--- Begin DATASET ROWS ---

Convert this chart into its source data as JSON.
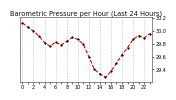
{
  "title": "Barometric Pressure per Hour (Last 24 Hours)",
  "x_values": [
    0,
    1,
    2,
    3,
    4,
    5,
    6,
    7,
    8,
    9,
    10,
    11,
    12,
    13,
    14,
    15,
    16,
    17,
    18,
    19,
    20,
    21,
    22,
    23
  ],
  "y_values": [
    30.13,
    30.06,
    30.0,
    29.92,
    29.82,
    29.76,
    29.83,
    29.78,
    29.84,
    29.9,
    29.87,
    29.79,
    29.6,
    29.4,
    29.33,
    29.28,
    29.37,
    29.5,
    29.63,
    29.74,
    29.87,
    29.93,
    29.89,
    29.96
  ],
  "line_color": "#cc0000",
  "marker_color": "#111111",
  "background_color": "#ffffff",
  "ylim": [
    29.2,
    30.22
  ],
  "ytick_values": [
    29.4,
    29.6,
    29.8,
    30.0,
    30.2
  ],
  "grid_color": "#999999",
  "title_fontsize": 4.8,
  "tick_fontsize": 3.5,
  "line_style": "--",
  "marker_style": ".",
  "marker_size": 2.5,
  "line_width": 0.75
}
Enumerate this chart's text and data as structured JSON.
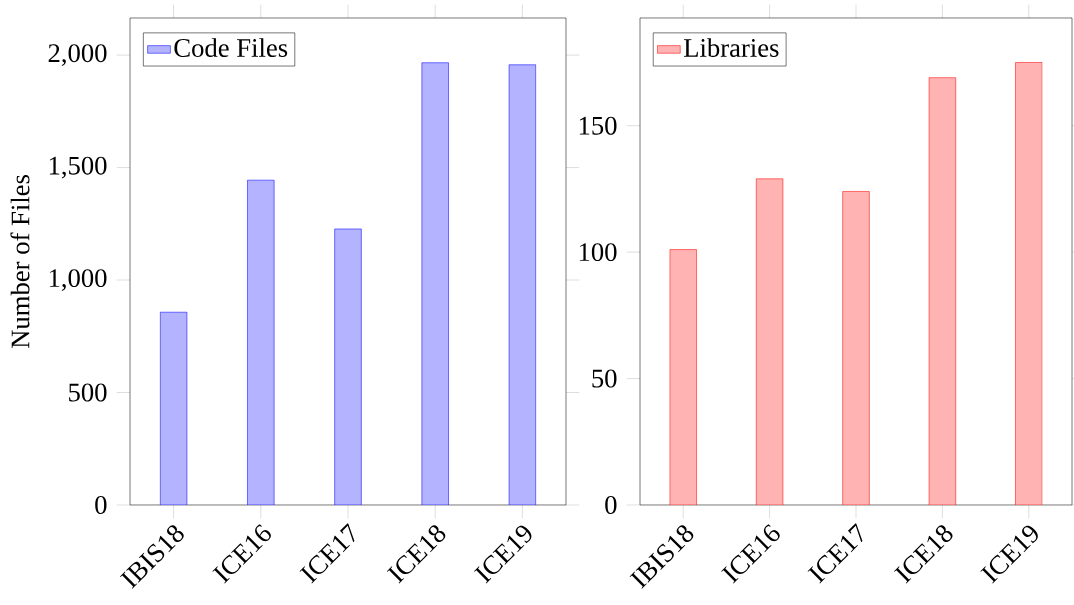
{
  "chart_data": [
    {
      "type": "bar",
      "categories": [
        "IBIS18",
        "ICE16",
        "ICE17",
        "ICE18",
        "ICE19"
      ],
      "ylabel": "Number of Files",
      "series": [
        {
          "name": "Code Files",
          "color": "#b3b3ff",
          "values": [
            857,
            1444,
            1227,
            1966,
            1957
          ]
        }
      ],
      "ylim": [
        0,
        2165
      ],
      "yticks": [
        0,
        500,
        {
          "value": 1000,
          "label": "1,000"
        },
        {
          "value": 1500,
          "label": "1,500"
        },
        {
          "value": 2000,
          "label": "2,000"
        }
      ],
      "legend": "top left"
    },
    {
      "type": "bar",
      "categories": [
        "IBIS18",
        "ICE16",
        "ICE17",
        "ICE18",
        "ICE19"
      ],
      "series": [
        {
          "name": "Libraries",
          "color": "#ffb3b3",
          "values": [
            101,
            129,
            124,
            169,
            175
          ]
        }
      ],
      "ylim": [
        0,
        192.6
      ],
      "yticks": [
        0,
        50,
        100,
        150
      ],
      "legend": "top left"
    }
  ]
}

--- End DATASET ROWS ---
--- Begin DATASET ROWS ---

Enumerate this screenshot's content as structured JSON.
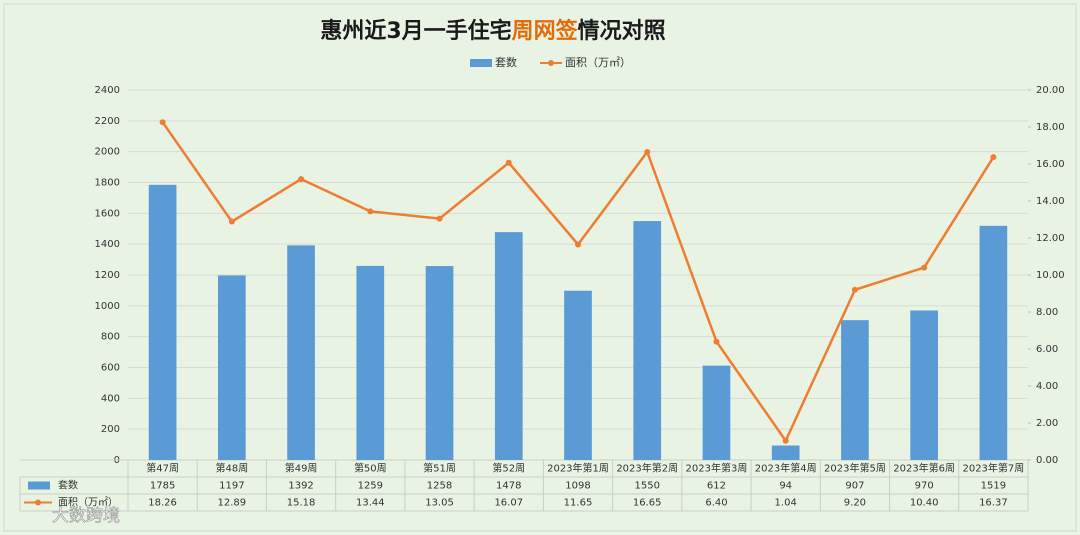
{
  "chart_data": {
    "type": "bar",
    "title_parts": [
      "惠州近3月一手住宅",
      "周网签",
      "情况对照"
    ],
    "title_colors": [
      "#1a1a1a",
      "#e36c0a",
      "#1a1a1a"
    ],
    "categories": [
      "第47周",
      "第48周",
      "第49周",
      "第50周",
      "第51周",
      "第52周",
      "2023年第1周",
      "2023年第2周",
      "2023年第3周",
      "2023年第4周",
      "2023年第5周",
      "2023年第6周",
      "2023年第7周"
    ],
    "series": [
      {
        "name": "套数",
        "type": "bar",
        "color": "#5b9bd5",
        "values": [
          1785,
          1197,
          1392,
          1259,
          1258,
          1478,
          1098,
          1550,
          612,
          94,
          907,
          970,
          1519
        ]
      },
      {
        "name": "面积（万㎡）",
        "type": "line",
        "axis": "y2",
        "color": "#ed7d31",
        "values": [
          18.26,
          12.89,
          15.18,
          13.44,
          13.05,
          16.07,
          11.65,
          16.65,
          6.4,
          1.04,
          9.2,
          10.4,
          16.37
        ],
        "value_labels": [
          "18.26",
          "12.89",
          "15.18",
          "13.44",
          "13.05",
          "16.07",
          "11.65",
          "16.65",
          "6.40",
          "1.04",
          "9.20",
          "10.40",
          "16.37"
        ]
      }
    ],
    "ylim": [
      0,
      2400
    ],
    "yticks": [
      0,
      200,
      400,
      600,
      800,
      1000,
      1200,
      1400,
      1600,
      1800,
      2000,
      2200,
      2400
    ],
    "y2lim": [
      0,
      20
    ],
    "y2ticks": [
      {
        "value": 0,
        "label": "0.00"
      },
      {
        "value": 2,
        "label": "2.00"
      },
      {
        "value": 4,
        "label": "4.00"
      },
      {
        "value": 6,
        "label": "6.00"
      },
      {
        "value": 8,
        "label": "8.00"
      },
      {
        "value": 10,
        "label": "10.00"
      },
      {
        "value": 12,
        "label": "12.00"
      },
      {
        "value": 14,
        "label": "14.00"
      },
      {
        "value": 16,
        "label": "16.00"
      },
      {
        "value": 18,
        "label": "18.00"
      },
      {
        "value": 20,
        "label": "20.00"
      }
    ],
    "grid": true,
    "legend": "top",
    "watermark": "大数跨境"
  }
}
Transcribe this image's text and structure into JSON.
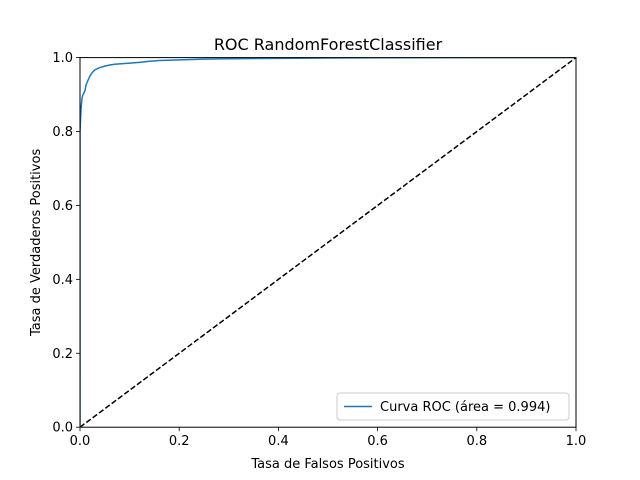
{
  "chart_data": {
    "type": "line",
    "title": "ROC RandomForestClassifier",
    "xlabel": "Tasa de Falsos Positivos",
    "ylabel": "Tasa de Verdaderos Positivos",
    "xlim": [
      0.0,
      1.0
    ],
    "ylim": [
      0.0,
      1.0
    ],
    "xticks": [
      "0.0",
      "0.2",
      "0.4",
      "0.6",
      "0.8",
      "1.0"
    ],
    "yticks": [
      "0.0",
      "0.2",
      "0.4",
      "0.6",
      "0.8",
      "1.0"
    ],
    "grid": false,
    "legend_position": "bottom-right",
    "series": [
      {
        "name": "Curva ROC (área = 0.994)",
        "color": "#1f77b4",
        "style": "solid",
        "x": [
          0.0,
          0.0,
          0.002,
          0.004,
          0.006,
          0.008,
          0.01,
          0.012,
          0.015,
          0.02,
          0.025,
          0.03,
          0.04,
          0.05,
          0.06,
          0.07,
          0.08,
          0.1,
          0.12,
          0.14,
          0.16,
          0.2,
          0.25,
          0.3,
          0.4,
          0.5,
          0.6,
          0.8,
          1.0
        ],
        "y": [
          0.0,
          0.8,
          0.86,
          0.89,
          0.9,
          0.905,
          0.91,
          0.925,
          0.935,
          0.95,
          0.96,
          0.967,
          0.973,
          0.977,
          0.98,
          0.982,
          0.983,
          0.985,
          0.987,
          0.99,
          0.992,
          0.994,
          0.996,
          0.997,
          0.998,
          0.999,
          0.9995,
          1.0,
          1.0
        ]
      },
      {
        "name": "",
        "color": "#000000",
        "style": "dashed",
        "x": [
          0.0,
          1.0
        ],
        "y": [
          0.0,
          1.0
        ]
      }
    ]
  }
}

--- End DATASET ROWS ---

Pick out and copy every line that contains the word "this".

Convert this chart into its source data as JSON.
Enumerate this chart's text and data as structured JSON.
Enumerate this screenshot's content as structured JSON.
Transcribe this image's text and structure into JSON.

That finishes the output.